## EXERCISE
Check each line for the string "climatology". Give only the count of lines that have it.

MATERIAL PROVIDED start

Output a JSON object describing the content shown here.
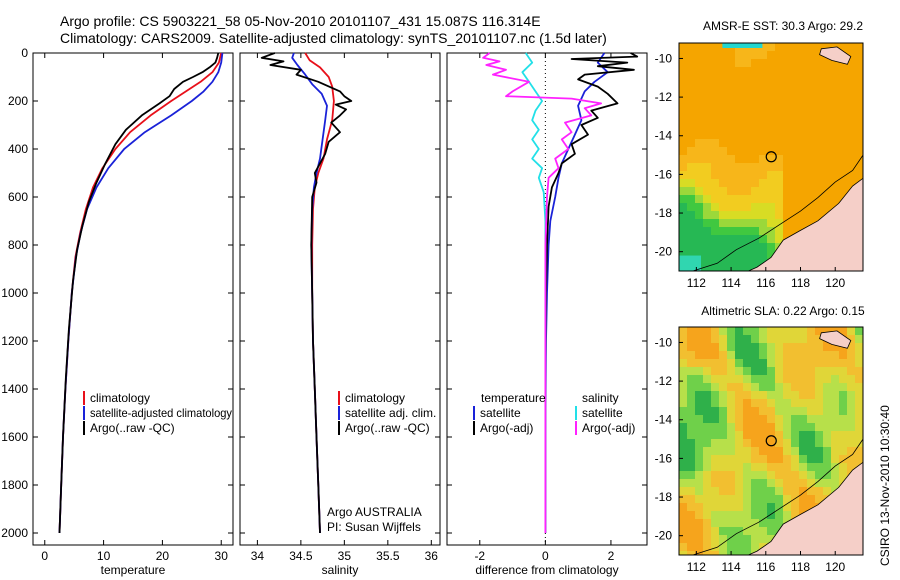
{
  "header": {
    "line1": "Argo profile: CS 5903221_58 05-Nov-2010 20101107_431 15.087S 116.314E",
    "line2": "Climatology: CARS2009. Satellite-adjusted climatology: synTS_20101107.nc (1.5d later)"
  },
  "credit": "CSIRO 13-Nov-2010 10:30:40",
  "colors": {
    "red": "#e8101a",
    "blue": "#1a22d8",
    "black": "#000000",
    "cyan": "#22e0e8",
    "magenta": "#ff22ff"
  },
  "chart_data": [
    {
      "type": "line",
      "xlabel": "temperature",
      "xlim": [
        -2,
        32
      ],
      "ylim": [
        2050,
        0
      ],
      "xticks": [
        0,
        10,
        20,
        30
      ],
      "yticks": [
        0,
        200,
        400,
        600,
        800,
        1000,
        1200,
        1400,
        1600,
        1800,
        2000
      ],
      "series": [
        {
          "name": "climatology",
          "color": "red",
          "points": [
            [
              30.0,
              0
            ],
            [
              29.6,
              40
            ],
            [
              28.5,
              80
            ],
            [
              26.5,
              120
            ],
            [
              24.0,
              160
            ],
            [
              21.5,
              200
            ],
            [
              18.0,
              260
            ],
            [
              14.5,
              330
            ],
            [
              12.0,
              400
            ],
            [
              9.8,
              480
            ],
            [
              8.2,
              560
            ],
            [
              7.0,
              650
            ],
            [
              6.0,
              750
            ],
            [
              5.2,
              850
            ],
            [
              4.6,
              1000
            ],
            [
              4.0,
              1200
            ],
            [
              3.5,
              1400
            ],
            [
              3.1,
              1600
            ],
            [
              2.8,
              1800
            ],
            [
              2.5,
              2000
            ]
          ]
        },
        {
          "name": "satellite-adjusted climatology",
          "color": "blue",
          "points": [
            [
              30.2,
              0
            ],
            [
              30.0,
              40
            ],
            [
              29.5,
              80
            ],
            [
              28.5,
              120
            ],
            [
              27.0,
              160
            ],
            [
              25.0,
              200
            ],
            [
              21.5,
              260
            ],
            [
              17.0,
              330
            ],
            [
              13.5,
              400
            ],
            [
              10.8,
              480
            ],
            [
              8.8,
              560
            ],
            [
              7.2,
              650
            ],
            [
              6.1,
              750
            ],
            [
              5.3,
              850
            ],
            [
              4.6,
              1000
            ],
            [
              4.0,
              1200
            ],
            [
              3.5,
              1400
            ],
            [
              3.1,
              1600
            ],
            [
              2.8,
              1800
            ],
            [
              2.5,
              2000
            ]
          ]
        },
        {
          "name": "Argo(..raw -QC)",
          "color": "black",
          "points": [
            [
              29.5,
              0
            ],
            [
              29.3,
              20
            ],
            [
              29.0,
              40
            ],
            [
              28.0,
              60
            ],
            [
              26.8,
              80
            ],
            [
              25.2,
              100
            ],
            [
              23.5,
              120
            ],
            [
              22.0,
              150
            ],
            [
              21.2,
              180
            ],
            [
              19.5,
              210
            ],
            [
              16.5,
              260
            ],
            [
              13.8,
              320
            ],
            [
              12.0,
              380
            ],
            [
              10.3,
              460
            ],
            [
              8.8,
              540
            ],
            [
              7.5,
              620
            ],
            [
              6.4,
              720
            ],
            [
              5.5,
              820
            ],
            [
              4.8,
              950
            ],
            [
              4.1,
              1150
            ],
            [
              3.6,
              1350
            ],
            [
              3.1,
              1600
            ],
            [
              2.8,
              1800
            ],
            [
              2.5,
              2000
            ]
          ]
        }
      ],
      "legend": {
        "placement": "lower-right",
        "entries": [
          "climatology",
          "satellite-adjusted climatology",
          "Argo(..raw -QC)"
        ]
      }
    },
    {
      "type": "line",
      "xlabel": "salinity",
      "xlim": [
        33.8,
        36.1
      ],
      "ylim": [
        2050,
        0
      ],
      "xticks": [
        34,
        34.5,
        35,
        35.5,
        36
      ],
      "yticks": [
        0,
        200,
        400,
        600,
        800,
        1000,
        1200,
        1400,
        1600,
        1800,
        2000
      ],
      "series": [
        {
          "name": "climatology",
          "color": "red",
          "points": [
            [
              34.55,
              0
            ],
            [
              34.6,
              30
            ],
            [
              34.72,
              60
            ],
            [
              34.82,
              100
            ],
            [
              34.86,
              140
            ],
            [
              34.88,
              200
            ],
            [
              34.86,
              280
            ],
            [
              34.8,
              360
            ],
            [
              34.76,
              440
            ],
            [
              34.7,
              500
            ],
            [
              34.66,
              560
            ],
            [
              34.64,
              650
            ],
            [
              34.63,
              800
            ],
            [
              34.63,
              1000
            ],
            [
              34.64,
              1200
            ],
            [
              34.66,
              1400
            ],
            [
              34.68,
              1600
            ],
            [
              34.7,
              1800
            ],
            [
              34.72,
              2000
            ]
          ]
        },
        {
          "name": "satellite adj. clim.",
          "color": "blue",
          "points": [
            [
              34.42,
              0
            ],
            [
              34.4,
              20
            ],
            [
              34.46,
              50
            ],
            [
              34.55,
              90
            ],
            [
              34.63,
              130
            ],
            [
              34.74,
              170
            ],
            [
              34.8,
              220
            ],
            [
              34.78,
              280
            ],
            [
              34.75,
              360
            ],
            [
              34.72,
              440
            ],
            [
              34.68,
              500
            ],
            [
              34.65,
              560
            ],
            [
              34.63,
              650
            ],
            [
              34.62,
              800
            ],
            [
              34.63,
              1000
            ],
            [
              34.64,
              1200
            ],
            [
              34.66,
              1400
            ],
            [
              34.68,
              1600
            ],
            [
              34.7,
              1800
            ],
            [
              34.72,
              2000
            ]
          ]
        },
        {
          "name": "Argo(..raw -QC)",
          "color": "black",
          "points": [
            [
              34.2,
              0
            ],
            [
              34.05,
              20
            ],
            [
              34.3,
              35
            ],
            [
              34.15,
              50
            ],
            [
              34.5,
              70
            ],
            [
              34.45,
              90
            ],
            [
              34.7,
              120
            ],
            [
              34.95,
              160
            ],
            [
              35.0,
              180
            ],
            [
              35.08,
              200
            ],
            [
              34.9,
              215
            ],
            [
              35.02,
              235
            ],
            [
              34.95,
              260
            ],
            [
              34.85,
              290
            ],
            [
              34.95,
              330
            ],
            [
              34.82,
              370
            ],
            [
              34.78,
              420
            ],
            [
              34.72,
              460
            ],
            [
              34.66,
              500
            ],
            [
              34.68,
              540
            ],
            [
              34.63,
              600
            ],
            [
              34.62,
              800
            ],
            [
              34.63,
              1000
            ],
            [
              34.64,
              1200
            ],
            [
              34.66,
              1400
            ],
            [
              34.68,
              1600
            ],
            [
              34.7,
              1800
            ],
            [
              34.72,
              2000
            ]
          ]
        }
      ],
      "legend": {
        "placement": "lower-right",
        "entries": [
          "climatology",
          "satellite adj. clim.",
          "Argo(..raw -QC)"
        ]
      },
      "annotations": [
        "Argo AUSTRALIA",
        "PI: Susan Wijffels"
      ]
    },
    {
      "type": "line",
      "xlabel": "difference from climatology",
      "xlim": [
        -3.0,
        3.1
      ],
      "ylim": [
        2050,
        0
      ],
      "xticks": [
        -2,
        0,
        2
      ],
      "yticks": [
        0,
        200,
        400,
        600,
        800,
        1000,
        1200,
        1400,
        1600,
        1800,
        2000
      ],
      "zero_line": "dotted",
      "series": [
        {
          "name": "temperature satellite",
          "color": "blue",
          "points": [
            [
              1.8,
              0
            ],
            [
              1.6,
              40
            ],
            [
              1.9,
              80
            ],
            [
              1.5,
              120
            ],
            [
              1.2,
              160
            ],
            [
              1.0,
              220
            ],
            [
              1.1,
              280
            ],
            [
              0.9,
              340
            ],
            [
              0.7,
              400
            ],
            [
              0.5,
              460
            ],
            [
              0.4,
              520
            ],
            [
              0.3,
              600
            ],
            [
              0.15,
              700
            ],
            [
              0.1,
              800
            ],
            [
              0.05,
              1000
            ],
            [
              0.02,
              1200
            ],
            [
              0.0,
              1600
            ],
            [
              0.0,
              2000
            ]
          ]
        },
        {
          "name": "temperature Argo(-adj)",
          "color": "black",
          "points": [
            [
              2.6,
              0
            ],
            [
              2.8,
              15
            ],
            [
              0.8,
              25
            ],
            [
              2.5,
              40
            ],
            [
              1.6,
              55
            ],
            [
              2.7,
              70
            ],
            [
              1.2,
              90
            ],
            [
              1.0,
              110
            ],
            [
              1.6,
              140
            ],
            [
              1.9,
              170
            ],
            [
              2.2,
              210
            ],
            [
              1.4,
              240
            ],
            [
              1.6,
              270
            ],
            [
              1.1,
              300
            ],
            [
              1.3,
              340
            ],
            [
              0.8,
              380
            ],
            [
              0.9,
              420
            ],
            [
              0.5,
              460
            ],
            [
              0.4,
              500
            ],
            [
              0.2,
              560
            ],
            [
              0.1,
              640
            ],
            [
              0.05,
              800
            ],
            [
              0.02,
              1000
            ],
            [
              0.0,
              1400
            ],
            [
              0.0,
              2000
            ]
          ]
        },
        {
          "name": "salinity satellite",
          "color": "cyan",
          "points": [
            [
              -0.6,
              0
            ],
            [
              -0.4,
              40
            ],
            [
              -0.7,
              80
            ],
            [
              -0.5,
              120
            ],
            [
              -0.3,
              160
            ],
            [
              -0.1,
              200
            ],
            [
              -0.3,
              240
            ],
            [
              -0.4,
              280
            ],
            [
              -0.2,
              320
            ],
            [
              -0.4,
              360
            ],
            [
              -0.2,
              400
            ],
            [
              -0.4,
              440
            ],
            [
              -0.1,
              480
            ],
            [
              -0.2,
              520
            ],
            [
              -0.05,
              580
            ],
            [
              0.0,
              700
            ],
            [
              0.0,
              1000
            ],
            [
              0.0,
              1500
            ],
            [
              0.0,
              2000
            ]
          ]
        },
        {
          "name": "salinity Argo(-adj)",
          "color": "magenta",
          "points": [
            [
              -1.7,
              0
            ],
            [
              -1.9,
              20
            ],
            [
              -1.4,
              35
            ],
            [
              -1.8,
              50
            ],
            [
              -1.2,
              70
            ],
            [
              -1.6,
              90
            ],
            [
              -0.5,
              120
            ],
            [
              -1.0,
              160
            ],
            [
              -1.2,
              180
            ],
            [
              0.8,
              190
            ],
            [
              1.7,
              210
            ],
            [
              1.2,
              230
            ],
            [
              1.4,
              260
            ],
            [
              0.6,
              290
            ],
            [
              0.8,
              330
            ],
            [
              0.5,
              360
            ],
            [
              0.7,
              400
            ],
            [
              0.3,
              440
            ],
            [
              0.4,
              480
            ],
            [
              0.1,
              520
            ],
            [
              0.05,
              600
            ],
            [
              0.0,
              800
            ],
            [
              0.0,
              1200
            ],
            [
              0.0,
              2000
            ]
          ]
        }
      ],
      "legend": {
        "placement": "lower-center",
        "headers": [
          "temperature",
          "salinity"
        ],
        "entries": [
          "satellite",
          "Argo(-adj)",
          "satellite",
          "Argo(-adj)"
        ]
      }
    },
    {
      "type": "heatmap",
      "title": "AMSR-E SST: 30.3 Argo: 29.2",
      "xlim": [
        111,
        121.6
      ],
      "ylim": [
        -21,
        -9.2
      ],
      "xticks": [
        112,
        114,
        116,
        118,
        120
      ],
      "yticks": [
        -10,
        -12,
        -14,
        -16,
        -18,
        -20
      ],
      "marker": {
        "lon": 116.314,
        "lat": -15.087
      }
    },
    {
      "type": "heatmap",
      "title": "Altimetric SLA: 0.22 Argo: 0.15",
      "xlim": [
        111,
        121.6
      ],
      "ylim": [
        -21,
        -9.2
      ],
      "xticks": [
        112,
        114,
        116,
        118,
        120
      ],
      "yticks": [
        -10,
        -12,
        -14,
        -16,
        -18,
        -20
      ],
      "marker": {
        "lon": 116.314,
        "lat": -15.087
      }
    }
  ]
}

MATERIAL PROVIDED end

## THE RESPONSE
8